DATA ROWS:
----

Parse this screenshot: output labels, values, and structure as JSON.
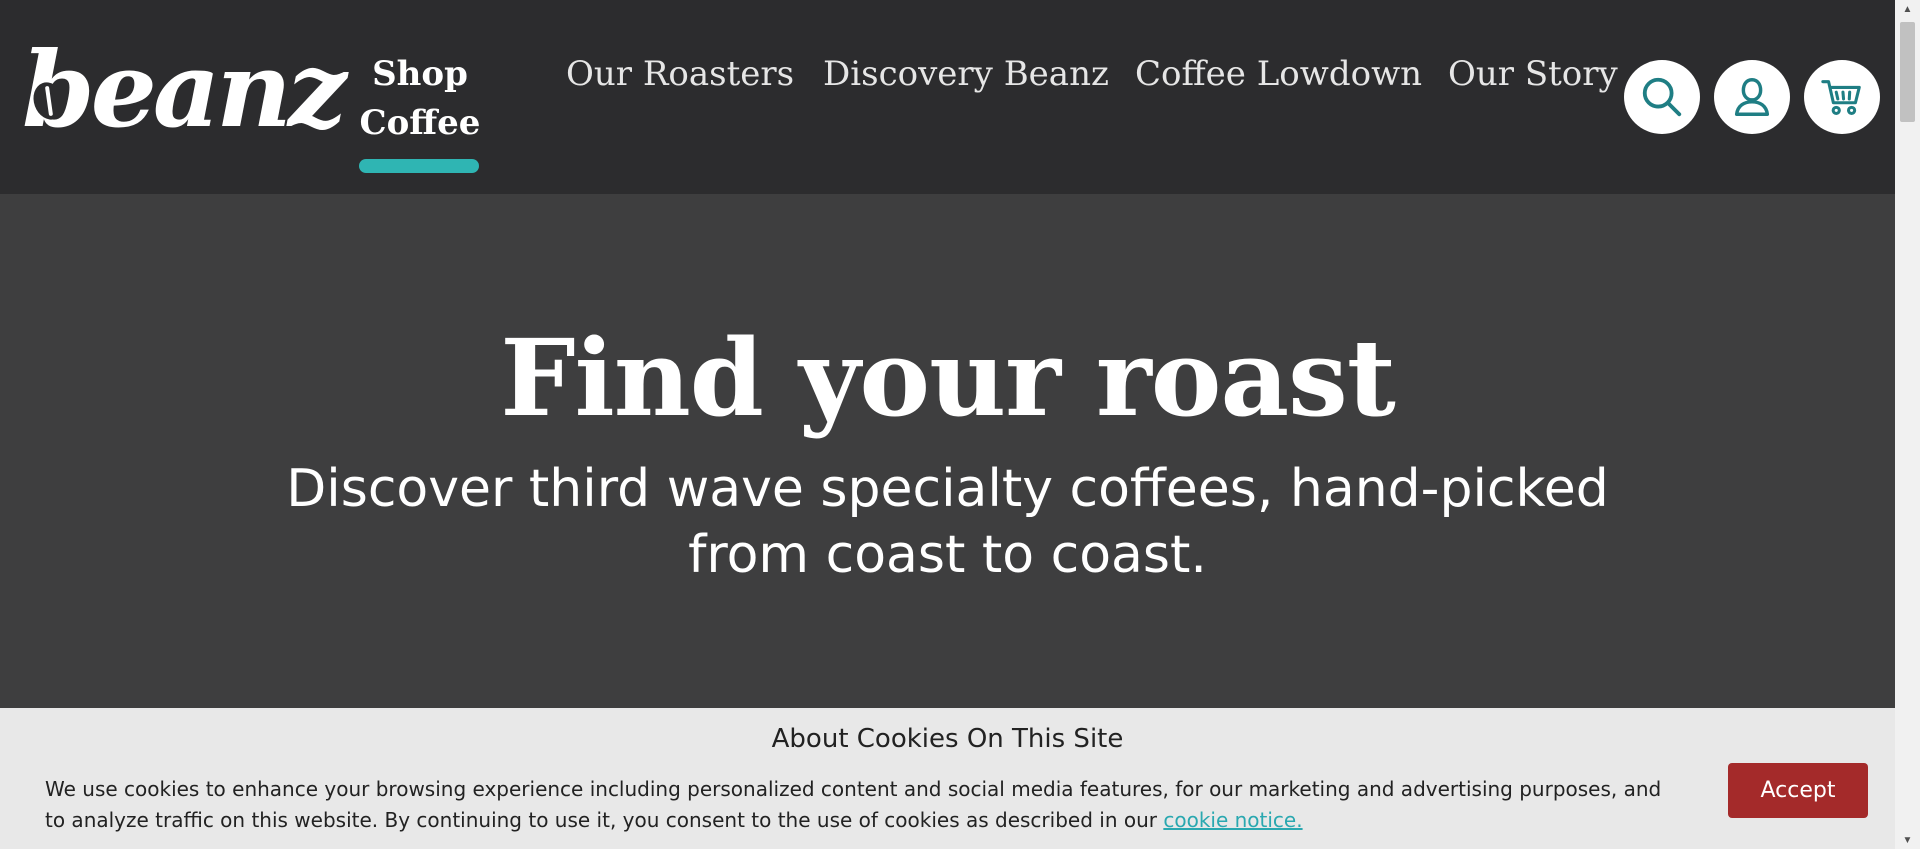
{
  "brand": {
    "logo_text": "beanz"
  },
  "nav": {
    "items": [
      {
        "label": "Shop Coffee",
        "active": true
      },
      {
        "label": "Our Roasters"
      },
      {
        "label": "Discovery Beanz"
      },
      {
        "label": "Coffee Lowdown"
      },
      {
        "label": "Our Story"
      }
    ]
  },
  "header_icons": [
    "search-icon",
    "user-icon",
    "cart-icon"
  ],
  "hero": {
    "title": "Find your roast",
    "subtitle": "Discover third wave specialty coffees, hand-picked from coast to coast."
  },
  "cookie_banner": {
    "title": "About Cookies On This Site",
    "text": "We use cookies to enhance your browsing experience including personalized content and social media features, for our marketing and advertising purposes, and to analyze traffic on this website. By continuing to use it, you consent to the use of cookies as described in our",
    "link_text": "cookie notice.",
    "accept_label": "Accept"
  },
  "colors": {
    "header_bg": "#2c2c2e",
    "hero_bg": "#3e3e3f",
    "accent_teal": "#2fb5b3",
    "accept_red": "#a42a2a",
    "banner_bg": "#e8e8e8"
  }
}
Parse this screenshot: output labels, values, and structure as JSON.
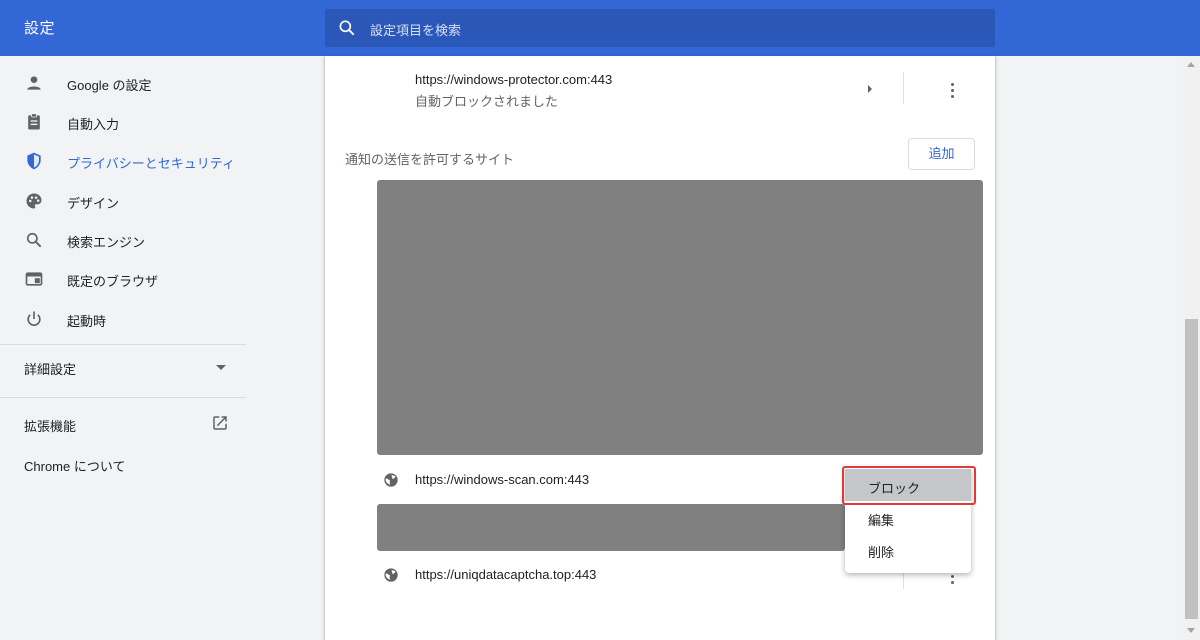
{
  "header": {
    "title": "設定",
    "search_placeholder": "設定項目を検索"
  },
  "sidebar": {
    "items": [
      {
        "label": "Google の設定",
        "icon": "person-icon",
        "active": false
      },
      {
        "label": "自動入力",
        "icon": "clipboard-icon",
        "active": false
      },
      {
        "label": "プライバシーとセキュリティ",
        "icon": "shield-icon",
        "active": true
      },
      {
        "label": "デザイン",
        "icon": "palette-icon",
        "active": false
      },
      {
        "label": "検索エンジン",
        "icon": "search-icon",
        "active": false
      },
      {
        "label": "既定のブラウザ",
        "icon": "browser-icon",
        "active": false
      },
      {
        "label": "起動時",
        "icon": "power-icon",
        "active": false
      }
    ],
    "advanced_label": "詳細設定",
    "extensions_label": "拡張機能",
    "about_label": "Chrome について"
  },
  "main": {
    "blocked_site": {
      "url": "https://windows-protector.com:443",
      "status": "自動ブロックされました"
    },
    "allowed_section_title": "通知の送信を許可するサイト",
    "add_button_label": "追加",
    "allowed_sites": [
      {
        "url": "https://windows-scan.com:443"
      },
      {
        "url": "https://uniqdatacaptcha.top:443"
      }
    ]
  },
  "context_menu": {
    "items": [
      "ブロック",
      "編集",
      "削除"
    ]
  },
  "colors": {
    "header_bg": "#3367d6",
    "accent": "#3367d6",
    "highlight_border": "#e53935",
    "redacted_block": "#808080"
  }
}
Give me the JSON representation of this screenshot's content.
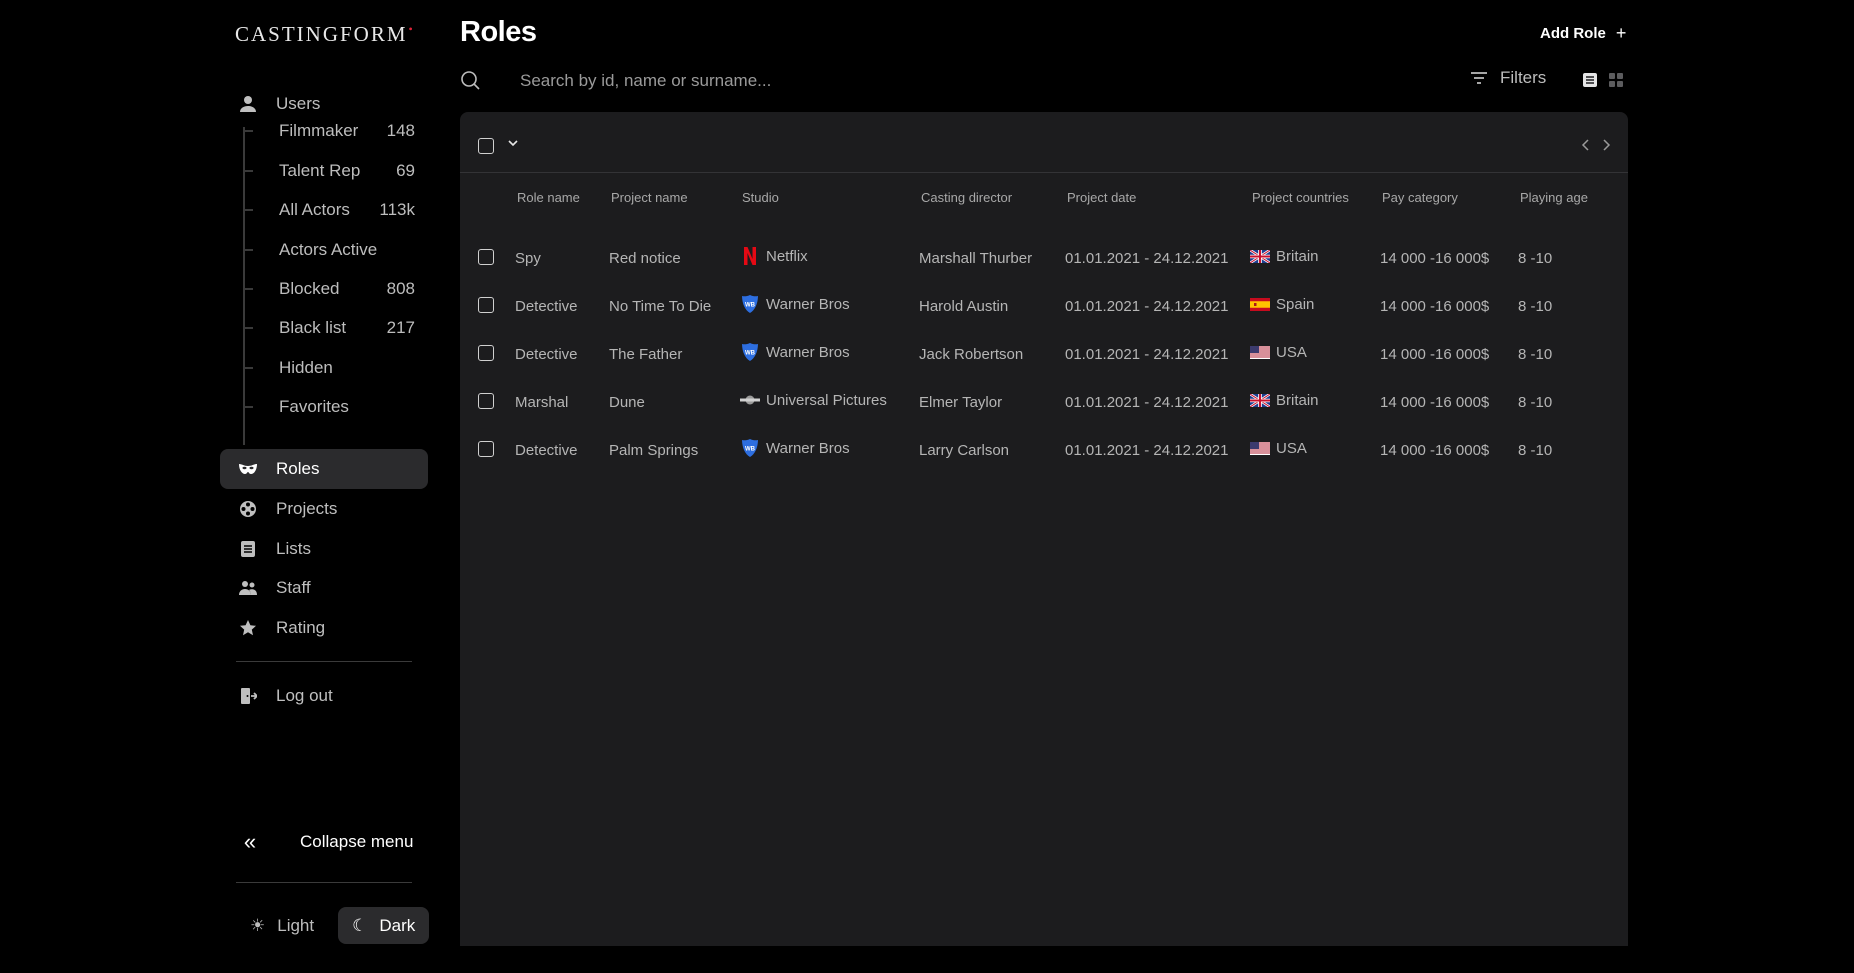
{
  "brand": {
    "name": "CASTINGFORM",
    "accent": "#e0243a"
  },
  "sidebar": {
    "users_label": "Users",
    "sub_items": [
      {
        "label": "Filmmaker",
        "count": "148"
      },
      {
        "label": "Talent Rep",
        "count": "69"
      },
      {
        "label": "All Actors",
        "count": "113k"
      },
      {
        "label": "Actors Active",
        "count": ""
      },
      {
        "label": "Blocked",
        "count": "808"
      },
      {
        "label": "Black list",
        "count": "217"
      },
      {
        "label": "Hidden",
        "count": ""
      },
      {
        "label": "Favorites",
        "count": ""
      }
    ],
    "nav": [
      {
        "label": "Roles",
        "icon": "mask-icon",
        "active": true
      },
      {
        "label": "Projects",
        "icon": "film-reel-icon",
        "active": false
      },
      {
        "label": "Lists",
        "icon": "list-icon",
        "active": false
      },
      {
        "label": "Staff",
        "icon": "staff-icon",
        "active": false
      },
      {
        "label": "Rating",
        "icon": "star-icon",
        "active": false
      }
    ],
    "logout_label": "Log out",
    "collapse_label": "Collapse menu",
    "theme": {
      "light_label": "Light",
      "dark_label": "Dark",
      "selected": "Dark"
    }
  },
  "header": {
    "title": "Roles",
    "add_label": "Add Role",
    "search_placeholder": "Search by id, name or surname...",
    "filters_label": "Filters"
  },
  "table": {
    "columns": [
      "Role name",
      "Project name",
      "Studio",
      "Casting director",
      "Project date",
      "Project countries",
      "Pay category",
      "Playing age"
    ],
    "rows": [
      {
        "role": "Spy",
        "project": "Red notice",
        "studio": "Netflix",
        "studio_icon": "netflix-logo-icon",
        "director": "Marshall Thurber",
        "date": "01.01.2021 - 24.12.2021",
        "country": "Britain",
        "flag": "uk-flag-icon",
        "pay": "14 000 -16 000$",
        "age": "8 -10"
      },
      {
        "role": "Detective",
        "project": "No Time To Die",
        "studio": "Warner Bros",
        "studio_icon": "warner-bros-logo-icon",
        "director": "Harold Austin",
        "date": "01.01.2021 - 24.12.2021",
        "country": "Spain",
        "flag": "spain-flag-icon",
        "pay": "14 000 -16 000$",
        "age": "8 -10"
      },
      {
        "role": "Detective",
        "project": "The Father",
        "studio": "Warner Bros",
        "studio_icon": "warner-bros-logo-icon",
        "director": "Jack Robertson",
        "date": "01.01.2021 - 24.12.2021",
        "country": "USA",
        "flag": "usa-flag-icon",
        "pay": "14 000 -16 000$",
        "age": "8 -10"
      },
      {
        "role": "Marshal",
        "project": "Dune",
        "studio": "Universal Pictures",
        "studio_icon": "universal-logo-icon",
        "director": "Elmer Taylor",
        "date": "01.01.2021 - 24.12.2021",
        "country": "Britain",
        "flag": "uk-flag-icon",
        "pay": "14 000 -16 000$",
        "age": "8 -10"
      },
      {
        "role": "Detective",
        "project": "Palm Springs",
        "studio": "Warner Bros",
        "studio_icon": "warner-bros-logo-icon",
        "director": "Larry Carlson",
        "date": "01.01.2021 - 24.12.2021",
        "country": "USA",
        "flag": "usa-flag-icon",
        "pay": "14 000 -16 000$",
        "age": "8 -10"
      }
    ]
  }
}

----

Reproduce the whole listing above word for word, but not its pictures.

WRITTEN ANSWER:
Parse this screenshot: output labels, values, and structure as JSON.
{
  "brand": {
    "logo_text": "beanz"
  },
  "nav": {
    "items": [
      {
        "label": "Shop Coffee",
        "active": true
      },
      {
        "label": "Our Roasters"
      },
      {
        "label": "Discovery Beanz"
      },
      {
        "label": "Coffee Lowdown"
      },
      {
        "label": "Our Story"
      }
    ]
  },
  "header_icons": [
    "search-icon",
    "user-icon",
    "cart-icon"
  ],
  "hero": {
    "title": "Find your roast",
    "subtitle": "Discover third wave specialty coffees, hand-picked from coast to coast."
  },
  "cookie_banner": {
    "title": "About Cookies On This Site",
    "text": "We use cookies to enhance your browsing experience including personalized content and social media features, for our marketing and advertising purposes, and to analyze traffic on this website. By continuing to use it, you consent to the use of cookies as described in our",
    "link_text": "cookie notice.",
    "accept_label": "Accept"
  },
  "colors": {
    "header_bg": "#2c2c2e",
    "hero_bg": "#3e3e3f",
    "accent_teal": "#2fb5b3",
    "accept_red": "#a42a2a",
    "banner_bg": "#e8e8e8"
  }
}
Parse this screenshot: output labels, values, and structure as JSON.
{
  "header": {
    "title": "設定",
    "search_placeholder": "設定項目を検索"
  },
  "sidebar": {
    "items": [
      {
        "label": "Google の設定",
        "icon": "person-icon",
        "active": false
      },
      {
        "label": "自動入力",
        "icon": "clipboard-icon",
        "active": false
      },
      {
        "label": "プライバシーとセキュリティ",
        "icon": "shield-icon",
        "active": true
      },
      {
        "label": "デザイン",
        "icon": "palette-icon",
        "active": false
      },
      {
        "label": "検索エンジン",
        "icon": "search-icon",
        "active": false
      },
      {
        "label": "既定のブラウザ",
        "icon": "browser-icon",
        "active": false
      },
      {
        "label": "起動時",
        "icon": "power-icon",
        "active": false
      }
    ],
    "advanced_label": "詳細設定",
    "extensions_label": "拡張機能",
    "about_label": "Chrome について"
  },
  "main": {
    "blocked_site": {
      "url": "https://windows-protector.com:443",
      "status": "自動ブロックされました"
    },
    "allowed_section_title": "通知の送信を許可するサイト",
    "add_button_label": "追加",
    "allowed_sites": [
      {
        "url": "https://windows-scan.com:443"
      },
      {
        "url": "https://uniqdatacaptcha.top:443"
      }
    ]
  },
  "context_menu": {
    "items": [
      "ブロック",
      "編集",
      "削除"
    ]
  },
  "colors": {
    "header_bg": "#3367d6",
    "accent": "#3367d6",
    "highlight_border": "#e53935",
    "redacted_block": "#808080"
  }
}
Give me the JSON representation of this screenshot's content.
{
  "brand": {
    "name": "CASTINGFORM",
    "accent": "#e0243a"
  },
  "sidebar": {
    "users_label": "Users",
    "sub_items": [
      {
        "label": "Filmmaker",
        "count": "148"
      },
      {
        "label": "Talent Rep",
        "count": "69"
      },
      {
        "label": "All Actors",
        "count": "113k"
      },
      {
        "label": "Actors Active",
        "count": ""
      },
      {
        "label": "Blocked",
        "count": "808"
      },
      {
        "label": "Black list",
        "count": "217"
      },
      {
        "label": "Hidden",
        "count": ""
      },
      {
        "label": "Favorites",
        "count": ""
      }
    ],
    "nav": [
      {
        "label": "Roles",
        "icon": "mask-icon",
        "active": true
      },
      {
        "label": "Projects",
        "icon": "film-reel-icon",
        "active": false
      },
      {
        "label": "Lists",
        "icon": "list-icon",
        "active": false
      },
      {
        "label": "Staff",
        "icon": "staff-icon",
        "active": false
      },
      {
        "label": "Rating",
        "icon": "star-icon",
        "active": false
      }
    ],
    "logout_label": "Log out",
    "collapse_label": "Collapse menu",
    "theme": {
      "light_label": "Light",
      "dark_label": "Dark",
      "selected": "Dark"
    }
  },
  "header": {
    "title": "Roles",
    "add_label": "Add Role",
    "search_placeholder": "Search by id, name or surname...",
    "filters_label": "Filters"
  },
  "table": {
    "columns": [
      "Role name",
      "Project name",
      "Studio",
      "Casting director",
      "Project date",
      "Project countries",
      "Pay category",
      "Playing age"
    ],
    "rows": [
      {
        "role": "Spy",
        "project": "Red notice",
        "studio": "Netflix",
        "studio_icon": "netflix-logo-icon",
        "director": "Marshall Thurber",
        "date": "01.01.2021 - 24.12.2021",
        "country": "Britain",
        "flag": "uk-flag-icon",
        "pay": "14 000 -16 000$",
        "age": "8 -10"
      },
      {
        "role": "Detective",
        "project": "No Time To Die",
        "studio": "Warner Bros",
        "studio_icon": "warner-bros-logo-icon",
        "director": "Harold Austin",
        "date": "01.01.2021 - 24.12.2021",
        "country": "Spain",
        "flag": "spain-flag-icon",
        "pay": "14 000 -16 000$",
        "age": "8 -10"
      },
      {
        "role": "Detective",
        "project": "The Father",
        "studio": "Warner Bros",
        "studio_icon": "warner-bros-logo-icon",
        "director": "Jack Robertson",
        "date": "01.01.2021 - 24.12.2021",
        "country": "USA",
        "flag": "usa-flag-icon",
        "pay": "14 000 -16 000$",
        "age": "8 -10"
      },
      {
        "role": "Marshal",
        "project": "Dune",
        "studio": "Universal Pictures",
        "studio_icon": "universal-logo-icon",
        "director": "Elmer Taylor",
        "date": "01.01.2021 - 24.12.2021",
        "country": "Britain",
        "flag": "uk-flag-icon",
        "pay": "14 000 -16 000$",
        "age": "8 -10"
      },
      {
        "role": "Detective",
        "project": "Palm Springs",
        "studio": "Warner Bros",
        "studio_icon": "warner-bros-logo-icon",
        "director": "Larry Carlson",
        "date": "01.01.2021 - 24.12.2021",
        "country": "USA",
        "flag": "usa-flag-icon",
        "pay": "14 000 -16 000$",
        "age": "8 -10"
      }
    ]
  }
}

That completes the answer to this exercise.